— BEGIN RECORDS FOR THE EXERCISE —
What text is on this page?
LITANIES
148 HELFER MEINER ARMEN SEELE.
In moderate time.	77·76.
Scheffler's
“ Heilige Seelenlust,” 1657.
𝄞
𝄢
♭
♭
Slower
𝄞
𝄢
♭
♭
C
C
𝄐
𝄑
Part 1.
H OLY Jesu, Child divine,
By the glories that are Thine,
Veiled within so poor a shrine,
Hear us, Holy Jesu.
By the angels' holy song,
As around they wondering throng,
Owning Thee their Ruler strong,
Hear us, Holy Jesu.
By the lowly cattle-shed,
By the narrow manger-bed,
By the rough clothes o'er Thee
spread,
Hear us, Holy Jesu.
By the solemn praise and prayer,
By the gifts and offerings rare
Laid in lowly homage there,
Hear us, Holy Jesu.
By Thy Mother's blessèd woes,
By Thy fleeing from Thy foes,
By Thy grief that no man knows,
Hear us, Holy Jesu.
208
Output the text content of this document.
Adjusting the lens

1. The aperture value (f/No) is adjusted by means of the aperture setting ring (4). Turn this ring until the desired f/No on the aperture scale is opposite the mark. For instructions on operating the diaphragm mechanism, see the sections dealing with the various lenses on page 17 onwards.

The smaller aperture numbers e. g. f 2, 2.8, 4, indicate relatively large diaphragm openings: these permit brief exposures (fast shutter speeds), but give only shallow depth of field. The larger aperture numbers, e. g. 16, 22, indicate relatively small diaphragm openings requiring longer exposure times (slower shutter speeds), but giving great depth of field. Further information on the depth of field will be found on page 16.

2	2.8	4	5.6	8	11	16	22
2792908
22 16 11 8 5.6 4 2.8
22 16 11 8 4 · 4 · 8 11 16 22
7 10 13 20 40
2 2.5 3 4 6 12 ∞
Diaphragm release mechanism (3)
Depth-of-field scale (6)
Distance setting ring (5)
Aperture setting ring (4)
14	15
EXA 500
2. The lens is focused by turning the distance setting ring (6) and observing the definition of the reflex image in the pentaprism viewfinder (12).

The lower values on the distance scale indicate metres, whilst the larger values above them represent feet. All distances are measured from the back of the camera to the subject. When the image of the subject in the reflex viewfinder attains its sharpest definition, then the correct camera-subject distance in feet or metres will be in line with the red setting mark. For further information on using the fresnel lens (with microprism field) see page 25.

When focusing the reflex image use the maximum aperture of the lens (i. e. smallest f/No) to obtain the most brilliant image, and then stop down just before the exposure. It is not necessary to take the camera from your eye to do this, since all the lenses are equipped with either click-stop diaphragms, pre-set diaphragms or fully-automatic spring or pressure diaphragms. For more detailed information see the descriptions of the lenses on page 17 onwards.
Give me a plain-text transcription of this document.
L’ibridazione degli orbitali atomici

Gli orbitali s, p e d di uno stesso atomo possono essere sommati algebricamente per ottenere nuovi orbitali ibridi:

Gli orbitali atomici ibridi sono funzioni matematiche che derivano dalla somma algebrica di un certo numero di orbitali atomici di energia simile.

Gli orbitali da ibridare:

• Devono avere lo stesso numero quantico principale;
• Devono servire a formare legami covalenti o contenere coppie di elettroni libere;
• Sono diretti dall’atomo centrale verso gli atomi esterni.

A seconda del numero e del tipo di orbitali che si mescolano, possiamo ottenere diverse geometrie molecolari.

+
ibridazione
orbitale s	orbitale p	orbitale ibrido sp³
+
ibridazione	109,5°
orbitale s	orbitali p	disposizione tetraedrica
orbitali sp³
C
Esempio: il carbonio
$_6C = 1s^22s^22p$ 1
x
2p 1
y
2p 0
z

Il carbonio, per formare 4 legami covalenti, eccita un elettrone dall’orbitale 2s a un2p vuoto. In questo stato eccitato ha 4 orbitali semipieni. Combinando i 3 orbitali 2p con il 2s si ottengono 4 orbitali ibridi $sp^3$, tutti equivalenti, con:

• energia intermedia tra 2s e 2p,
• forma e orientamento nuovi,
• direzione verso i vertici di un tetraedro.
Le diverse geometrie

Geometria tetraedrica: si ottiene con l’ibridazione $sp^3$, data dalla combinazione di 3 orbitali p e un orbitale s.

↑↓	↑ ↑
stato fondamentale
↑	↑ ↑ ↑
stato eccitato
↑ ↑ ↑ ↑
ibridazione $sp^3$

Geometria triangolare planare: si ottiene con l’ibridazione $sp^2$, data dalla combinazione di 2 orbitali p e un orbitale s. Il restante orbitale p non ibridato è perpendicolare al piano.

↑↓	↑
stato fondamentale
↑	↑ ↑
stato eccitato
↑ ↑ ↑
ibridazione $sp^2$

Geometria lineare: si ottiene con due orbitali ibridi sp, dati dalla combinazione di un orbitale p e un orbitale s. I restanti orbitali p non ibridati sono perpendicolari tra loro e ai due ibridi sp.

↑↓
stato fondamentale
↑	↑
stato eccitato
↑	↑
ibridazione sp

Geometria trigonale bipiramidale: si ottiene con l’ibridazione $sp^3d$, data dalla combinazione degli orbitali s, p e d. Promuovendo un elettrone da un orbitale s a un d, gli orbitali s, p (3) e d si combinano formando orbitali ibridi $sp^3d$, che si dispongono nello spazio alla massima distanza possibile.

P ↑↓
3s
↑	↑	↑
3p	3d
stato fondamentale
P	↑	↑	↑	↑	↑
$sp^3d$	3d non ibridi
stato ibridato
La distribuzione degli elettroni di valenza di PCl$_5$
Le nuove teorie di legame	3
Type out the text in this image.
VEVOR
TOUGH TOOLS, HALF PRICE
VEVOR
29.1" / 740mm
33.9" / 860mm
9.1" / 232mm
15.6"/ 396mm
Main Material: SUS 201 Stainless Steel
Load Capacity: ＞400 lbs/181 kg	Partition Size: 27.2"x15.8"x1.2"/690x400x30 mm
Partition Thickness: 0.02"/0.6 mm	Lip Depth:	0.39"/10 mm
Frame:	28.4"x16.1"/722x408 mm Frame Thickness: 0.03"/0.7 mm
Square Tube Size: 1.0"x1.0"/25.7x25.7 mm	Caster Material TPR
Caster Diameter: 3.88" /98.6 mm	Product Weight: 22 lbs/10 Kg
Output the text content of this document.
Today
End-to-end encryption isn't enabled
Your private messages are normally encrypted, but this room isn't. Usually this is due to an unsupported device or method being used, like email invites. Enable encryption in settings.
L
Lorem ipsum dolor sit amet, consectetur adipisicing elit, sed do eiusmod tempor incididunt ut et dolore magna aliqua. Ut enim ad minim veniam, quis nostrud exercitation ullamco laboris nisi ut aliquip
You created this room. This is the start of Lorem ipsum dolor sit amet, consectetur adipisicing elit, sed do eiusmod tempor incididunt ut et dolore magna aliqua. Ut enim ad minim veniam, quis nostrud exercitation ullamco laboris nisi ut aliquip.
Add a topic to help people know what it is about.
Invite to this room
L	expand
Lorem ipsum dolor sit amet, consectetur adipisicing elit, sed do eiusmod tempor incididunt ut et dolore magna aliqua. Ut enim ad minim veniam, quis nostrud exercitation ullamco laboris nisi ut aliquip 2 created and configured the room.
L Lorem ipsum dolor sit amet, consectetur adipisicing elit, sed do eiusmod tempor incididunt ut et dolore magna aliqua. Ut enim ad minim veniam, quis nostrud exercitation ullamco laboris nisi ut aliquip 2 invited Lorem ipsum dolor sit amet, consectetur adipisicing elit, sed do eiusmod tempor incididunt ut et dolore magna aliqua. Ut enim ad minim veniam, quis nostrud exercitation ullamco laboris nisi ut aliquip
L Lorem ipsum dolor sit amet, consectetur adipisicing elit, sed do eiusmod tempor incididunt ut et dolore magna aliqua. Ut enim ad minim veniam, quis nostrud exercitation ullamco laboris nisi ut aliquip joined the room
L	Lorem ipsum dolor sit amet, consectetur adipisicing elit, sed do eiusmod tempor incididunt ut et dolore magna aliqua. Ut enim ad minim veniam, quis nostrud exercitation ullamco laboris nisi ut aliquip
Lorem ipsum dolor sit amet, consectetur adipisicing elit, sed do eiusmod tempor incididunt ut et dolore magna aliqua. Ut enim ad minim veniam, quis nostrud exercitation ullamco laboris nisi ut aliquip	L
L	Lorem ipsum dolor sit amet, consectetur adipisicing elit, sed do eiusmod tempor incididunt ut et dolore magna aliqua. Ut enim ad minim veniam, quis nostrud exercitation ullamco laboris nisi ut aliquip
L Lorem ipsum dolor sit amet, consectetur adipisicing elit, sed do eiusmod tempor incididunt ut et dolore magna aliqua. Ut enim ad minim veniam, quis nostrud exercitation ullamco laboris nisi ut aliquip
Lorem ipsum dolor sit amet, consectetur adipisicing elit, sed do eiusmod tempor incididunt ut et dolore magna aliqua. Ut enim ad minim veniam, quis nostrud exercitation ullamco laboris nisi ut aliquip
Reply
— END RECORDS FOR THE EXERCISE —
PROBLEM TO WORK ON: From the listing above, collect every line that mentions the word "When".

COMPLETED EXERCISE:
The lower values on the distance scale indicate metres, whilst the larger values above them represent feet. All distances are measured from the back of the camera to the subject. When the image of the subject in the reflex viewfinder attains its sharpest definition, then the correct camera-subject distance in feet or metres will be in line with the red setting mark. For further information on using the fresnel lens (with microprism field) see page 25.
When focusing the reflex image use the maximum aperture of the lens (i. e. smallest f/No) to obtain the most brilliant image, and then stop down just before the exposure. It is not necessary to take the camera from your eye to do this, since all the lenses are equipped with either click-stop diaphragms, pre-set diaphragms or fully-automatic spring or pressure diaphragms. For more detailed information see the descriptions of the lenses on page 17 onwards.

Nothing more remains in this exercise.